- **Directions for this task**:
Check each line of the listing below for the string "style", and copy the ones that have it.

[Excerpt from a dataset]
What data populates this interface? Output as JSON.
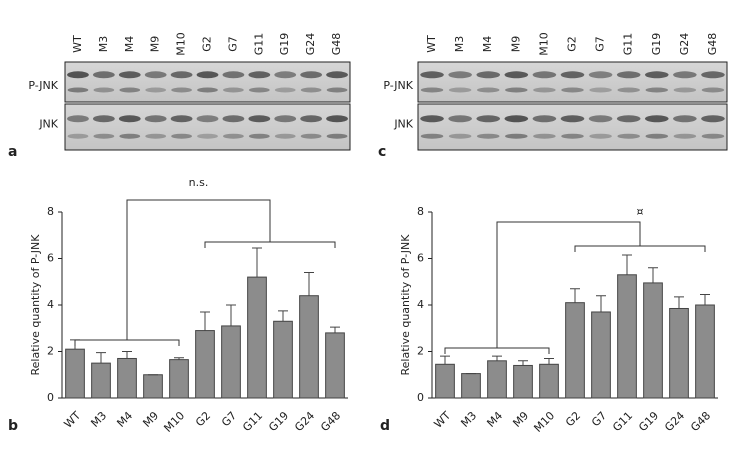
{
  "blots": [
    {
      "panel": "a",
      "lanes": [
        "WT",
        "M3",
        "M4",
        "M9",
        "M10",
        "G2",
        "G7",
        "G11",
        "G19",
        "G24",
        "G48"
      ],
      "rows": [
        "P-JNK",
        "JNK"
      ]
    },
    {
      "panel": "c",
      "lanes": [
        "WT",
        "M3",
        "M4",
        "M9",
        "M10",
        "G2",
        "G7",
        "G11",
        "G19",
        "G24",
        "G48"
      ],
      "rows": [
        "P-JNK",
        "JNK"
      ]
    }
  ],
  "chart_data": [
    {
      "type": "bar",
      "panel": "b",
      "ylabel": "Relative quantity of P-JNK",
      "annotation": "n.s.",
      "categories": [
        "WT",
        "M3",
        "M4",
        "M9",
        "M10",
        "G2",
        "G7",
        "G11",
        "G19",
        "G24",
        "G48"
      ],
      "values": [
        2.1,
        1.5,
        1.7,
        1.0,
        1.65,
        2.9,
        3.1,
        5.2,
        3.3,
        4.4,
        2.8
      ],
      "errors": [
        0.4,
        0.45,
        0.3,
        0,
        0.08,
        0.8,
        0.9,
        1.25,
        0.45,
        1.0,
        0.25
      ],
      "color": "#8c8c8c",
      "ylim": [
        0,
        8
      ],
      "yticks": [
        0,
        2,
        4,
        6,
        8
      ]
    },
    {
      "type": "bar",
      "panel": "d",
      "ylabel": "Relative quantity of P-JNK",
      "annotation": "¤",
      "categories": [
        "WT",
        "M3",
        "M4",
        "M9",
        "M10",
        "G2",
        "G7",
        "G11",
        "G19",
        "G24",
        "G48"
      ],
      "values": [
        1.45,
        1.05,
        1.6,
        1.4,
        1.45,
        4.1,
        3.7,
        5.3,
        4.95,
        3.85,
        4.0
      ],
      "errors": [
        0.35,
        0,
        0.2,
        0.2,
        0.25,
        0.6,
        0.7,
        0.85,
        0.65,
        0.5,
        0.45
      ],
      "color": "#8c8c8c",
      "ylim": [
        0,
        8
      ],
      "yticks": [
        0,
        2,
        4,
        6,
        8
      ]
    }
  ]
}
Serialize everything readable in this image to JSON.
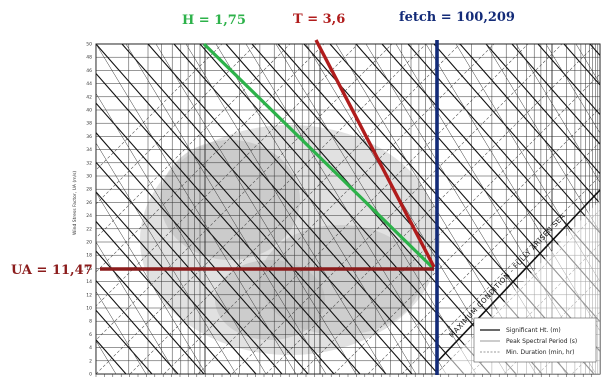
{
  "chart_data": {
    "type": "line",
    "title": "",
    "ylabel": "Wind Stress Factor, UA (m/s)",
    "xlabel": "",
    "annotations": [
      {
        "label": "H = 1,75",
        "color": "#2db24a"
      },
      {
        "label": "T = 3,6",
        "color": "#b01c1c"
      },
      {
        "label": "fetch = 100,209",
        "color": "#132b78"
      },
      {
        "label": "UA = 11,47",
        "color": "#8b1c1c"
      }
    ],
    "diagonal_label": "MAXIMUM CONDITION - FULLY ARISEN SEA",
    "legend": [
      {
        "name": "Significant Ht. (m)",
        "style": "solid"
      },
      {
        "name": "Peak Spectral Period (s)",
        "style": "thin"
      },
      {
        "name": "Min. Duration (min, hr)",
        "style": "dashed"
      }
    ],
    "y_ticks": [
      "50",
      "48",
      "46",
      "44",
      "42",
      "40",
      "38",
      "36",
      "34",
      "32",
      "30",
      "28",
      "26",
      "24",
      "22",
      "20",
      "18",
      "16",
      "14",
      "12",
      "10",
      "8",
      "6",
      "4",
      "2",
      "0"
    ],
    "colors": {
      "height_line": "#2db24a",
      "period_line": "#b01c1c",
      "fetch_line": "#132b78",
      "ua_line": "#8b1c1c",
      "grid": "#2a2a2a",
      "watermark": "#c8c8c8"
    }
  }
}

- **Reply to the task**:
        "style": "solid"
        "style": "thin"
        "style": "dashed"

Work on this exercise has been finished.